AIM:
Among the records below, find each line that includes the string "content" and copy it.
══ RECORDED INFORMATION ══
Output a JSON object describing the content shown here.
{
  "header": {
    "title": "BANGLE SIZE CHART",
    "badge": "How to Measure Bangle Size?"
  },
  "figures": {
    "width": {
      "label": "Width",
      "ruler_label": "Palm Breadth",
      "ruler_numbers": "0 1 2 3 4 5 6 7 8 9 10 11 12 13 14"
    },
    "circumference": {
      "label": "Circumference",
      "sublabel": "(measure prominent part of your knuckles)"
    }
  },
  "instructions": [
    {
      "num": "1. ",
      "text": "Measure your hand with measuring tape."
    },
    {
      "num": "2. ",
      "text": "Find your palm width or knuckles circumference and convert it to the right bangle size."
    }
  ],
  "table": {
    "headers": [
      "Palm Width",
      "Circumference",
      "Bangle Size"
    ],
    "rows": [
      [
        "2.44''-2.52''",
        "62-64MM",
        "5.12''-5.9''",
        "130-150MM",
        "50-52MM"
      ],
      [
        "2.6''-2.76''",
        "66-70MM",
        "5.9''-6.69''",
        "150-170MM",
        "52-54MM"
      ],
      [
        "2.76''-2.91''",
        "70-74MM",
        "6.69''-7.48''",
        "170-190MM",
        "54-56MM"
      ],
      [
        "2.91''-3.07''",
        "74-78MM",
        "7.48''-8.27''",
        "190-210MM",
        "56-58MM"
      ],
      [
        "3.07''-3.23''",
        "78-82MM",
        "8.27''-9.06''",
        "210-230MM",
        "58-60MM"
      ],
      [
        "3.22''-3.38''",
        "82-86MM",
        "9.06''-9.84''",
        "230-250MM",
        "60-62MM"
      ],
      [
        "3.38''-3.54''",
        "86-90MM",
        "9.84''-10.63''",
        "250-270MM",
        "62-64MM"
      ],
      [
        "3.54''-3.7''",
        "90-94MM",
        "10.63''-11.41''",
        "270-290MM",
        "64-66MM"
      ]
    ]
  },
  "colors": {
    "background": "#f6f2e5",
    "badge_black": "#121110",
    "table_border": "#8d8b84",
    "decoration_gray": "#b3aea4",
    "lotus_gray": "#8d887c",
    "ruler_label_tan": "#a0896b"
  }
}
═══
══ RECORDED INFORMATION ══
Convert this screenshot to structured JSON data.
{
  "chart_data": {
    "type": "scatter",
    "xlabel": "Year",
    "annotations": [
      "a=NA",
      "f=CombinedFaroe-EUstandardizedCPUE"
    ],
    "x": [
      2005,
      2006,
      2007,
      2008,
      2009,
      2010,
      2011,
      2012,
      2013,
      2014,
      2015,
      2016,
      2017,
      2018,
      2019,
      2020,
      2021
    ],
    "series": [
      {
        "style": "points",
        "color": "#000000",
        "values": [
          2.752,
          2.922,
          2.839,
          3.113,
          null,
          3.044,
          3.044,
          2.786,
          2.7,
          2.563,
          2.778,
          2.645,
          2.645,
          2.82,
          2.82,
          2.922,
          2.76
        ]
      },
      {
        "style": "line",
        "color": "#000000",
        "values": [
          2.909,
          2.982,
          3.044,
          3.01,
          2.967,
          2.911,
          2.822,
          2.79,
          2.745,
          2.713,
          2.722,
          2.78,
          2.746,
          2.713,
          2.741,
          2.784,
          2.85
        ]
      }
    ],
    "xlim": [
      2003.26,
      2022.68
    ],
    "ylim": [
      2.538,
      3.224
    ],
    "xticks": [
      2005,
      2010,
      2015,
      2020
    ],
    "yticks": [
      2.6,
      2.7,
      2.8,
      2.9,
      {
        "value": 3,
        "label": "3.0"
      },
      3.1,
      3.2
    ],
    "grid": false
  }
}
═══
══ RECORDED INFORMATION ══
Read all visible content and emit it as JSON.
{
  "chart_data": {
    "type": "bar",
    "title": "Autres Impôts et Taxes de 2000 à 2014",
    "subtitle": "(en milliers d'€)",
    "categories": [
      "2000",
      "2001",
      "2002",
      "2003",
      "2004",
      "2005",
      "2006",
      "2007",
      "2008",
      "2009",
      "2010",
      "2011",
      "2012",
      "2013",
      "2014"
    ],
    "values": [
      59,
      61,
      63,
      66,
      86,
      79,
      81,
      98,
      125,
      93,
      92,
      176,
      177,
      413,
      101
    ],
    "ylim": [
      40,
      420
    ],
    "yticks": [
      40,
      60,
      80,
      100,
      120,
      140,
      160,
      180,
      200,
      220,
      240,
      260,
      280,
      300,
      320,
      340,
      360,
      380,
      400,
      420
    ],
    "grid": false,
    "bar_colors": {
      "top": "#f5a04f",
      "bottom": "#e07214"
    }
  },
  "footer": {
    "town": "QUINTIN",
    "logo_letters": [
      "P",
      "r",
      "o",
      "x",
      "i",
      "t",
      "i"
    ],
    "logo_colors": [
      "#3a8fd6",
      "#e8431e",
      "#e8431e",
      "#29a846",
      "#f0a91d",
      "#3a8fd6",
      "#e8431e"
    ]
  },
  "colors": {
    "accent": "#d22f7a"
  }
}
═══
SOLUTION FOR THIS TASK:
Output a JSON object describing the content shown here.
Read all visible content and emit it as JSON.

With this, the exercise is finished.